▸ **TASK OBJECTIVE**
Would you write out the listing verbatim and skip every picture in it?

-- Start PROVIDED DATA --

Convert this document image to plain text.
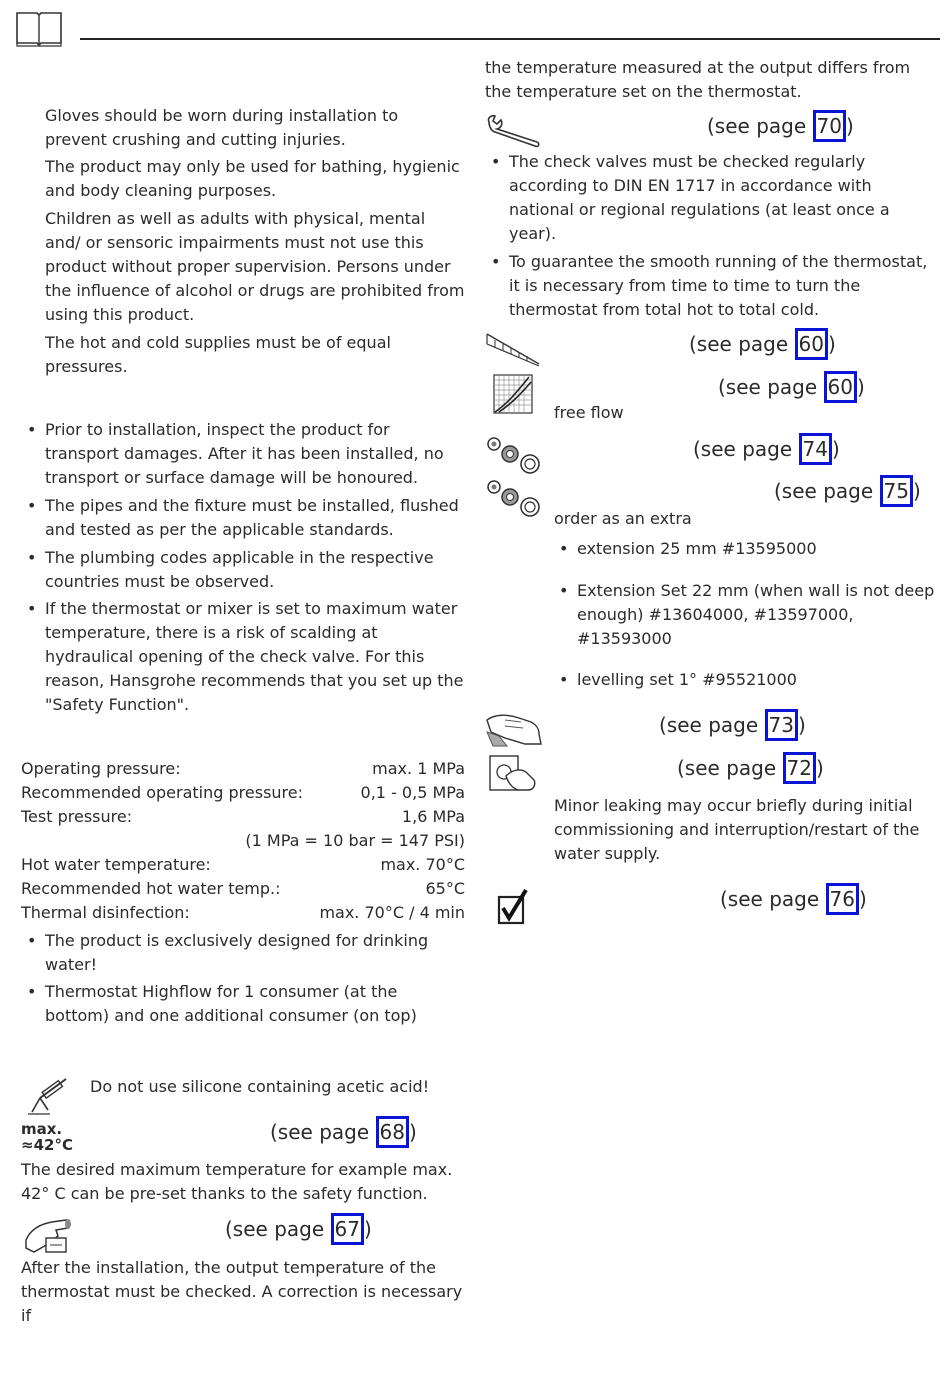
Gloves should be worn during installation to prevent crushing and cutting injuries.

The product may only be used for bathing, hygienic and body cleaning purposes.

Children as well as adults with physical, mental and/ or sensoric impairments must not use this product without proper supervision. Persons under the influence of alcohol or drugs are prohibited from using this product.

The hot and cold supplies must be of equal pressures.

• Prior to installation, inspect the product for transport damages. After it has been installed, no transport or surface damage will be honoured.
• The pipes and the fixture must be installed, flushed and tested as per the applicable standards.
• The plumbing codes applicable in the respective countries must be observed.
• If the thermostat or mixer is set to maximum water temperature, there is a risk of scalding at hydraulical opening of the check valve. For this reason, Hansgrohe recommends that you set up the "Safety Function".
Operating pressure:	max. 1 MPa
Recommended operating pressure:	0,1 - 0,5 MPa
Test pressure:	1,6 MPa
(1 MPa = 10 bar = 147 PSI)
Hot water temperature:	max. 70°C
Recommended hot water temp.:	65°C
Thermal disinfection:	max. 70°C / 4 min
• The product is exclusively designed for drinking water!
• Thermostat Highflow for 1 consumer (at the bottom) and one additional consumer (on top)
Do not use silicone containing acetic acid!
max.
≈42°C
(see page 68 )

The desired maximum temperature for example max. 42° C can be pre-set thanks to the safety function.

(see page 67 )

After the installation, the output temperature of the thermostat must be checked. A correction is necessary if

the temperature measured at the output differs from the temperature set on the thermostat.

(see page 70 )
• The check valves must be checked regularly according to DIN EN 1717 in accordance with national or regional regulations (at least once a year).
• To guarantee the smooth running of the thermostat, it is necessary from time to time to turn the thermostat from total hot to total cold.
(see page 60 )
(see page 60 )
free flow
(see page 74 )
(see page 75 )
order as an extra
• extension 25 mm #13595000
• Extension Set 22 mm (when wall is not deep enough) #13604000, #13597000, #13593000
• levelling set 1° #95521000
(see page 73 )
(see page 72 )

Minor leaking may occur briefly during initial commissioning and interruption/restart of the water supply.

(see page 76 )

-- End PROVIDED DATA --

▸ **ANSWER BELOW**
Convert this document image to plain text.
Gloves should be worn during installation to prevent crushing and cutting injuries.

The product may only be used for bathing, hygienic and body cleaning purposes.

Children as well as adults with physical, mental and/ or sensoric impairments must not use this product without proper supervision. Persons under the influence of alcohol or drugs are prohibited from using this product.

The hot and cold supplies must be of equal pressures.

• Prior to installation, inspect the product for transport damages. After it has been installed, no transport or surface damage will be honoured.
• The pipes and the fixture must be installed, flushed and tested as per the applicable standards.
• The plumbing codes applicable in the respective countries must be observed.
• If the thermostat or mixer is set to maximum water temperature, there is a risk of scalding at hydraulical opening of the check valve. For this reason, Hansgrohe recommends that you set up the "Safety Function".
Operating pressure:	max. 1 MPa
Recommended operating pressure:	0,1 - 0,5 MPa
Test pressure:	1,6 MPa
(1 MPa = 10 bar = 147 PSI)
Hot water temperature:	max. 70°C
Recommended hot water temp.:	65°C
Thermal disinfection:	max. 70°C / 4 min
• The product is exclusively designed for drinking water!
• Thermostat Highflow for 1 consumer (at the bottom) and one additional consumer (on top)
Do not use silicone containing acetic acid!
max.
≈42°C
(see page 68 )

The desired maximum temperature for example max. 42° C can be pre-set thanks to the safety function.

(see page 67 )

After the installation, the output temperature of the thermostat must be checked. A correction is necessary if

the temperature measured at the output differs from the temperature set on the thermostat.

(see page 70 )
• The check valves must be checked regularly according to DIN EN 1717 in accordance with national or regional regulations (at least once a year).
• To guarantee the smooth running of the thermostat, it is necessary from time to time to turn the thermostat from total hot to total cold.
(see page 60 )
(see page 60 )
free flow
(see page 74 )
(see page 75 )
order as an extra
• extension 25 mm #13595000
• Extension Set 22 mm (when wall is not deep enough) #13604000, #13597000, #13593000
• levelling set 1° #95521000
(see page 73 )
(see page 72 )

Minor leaking may occur briefly during initial commissioning and interruption/restart of the water supply.

(see page 76 )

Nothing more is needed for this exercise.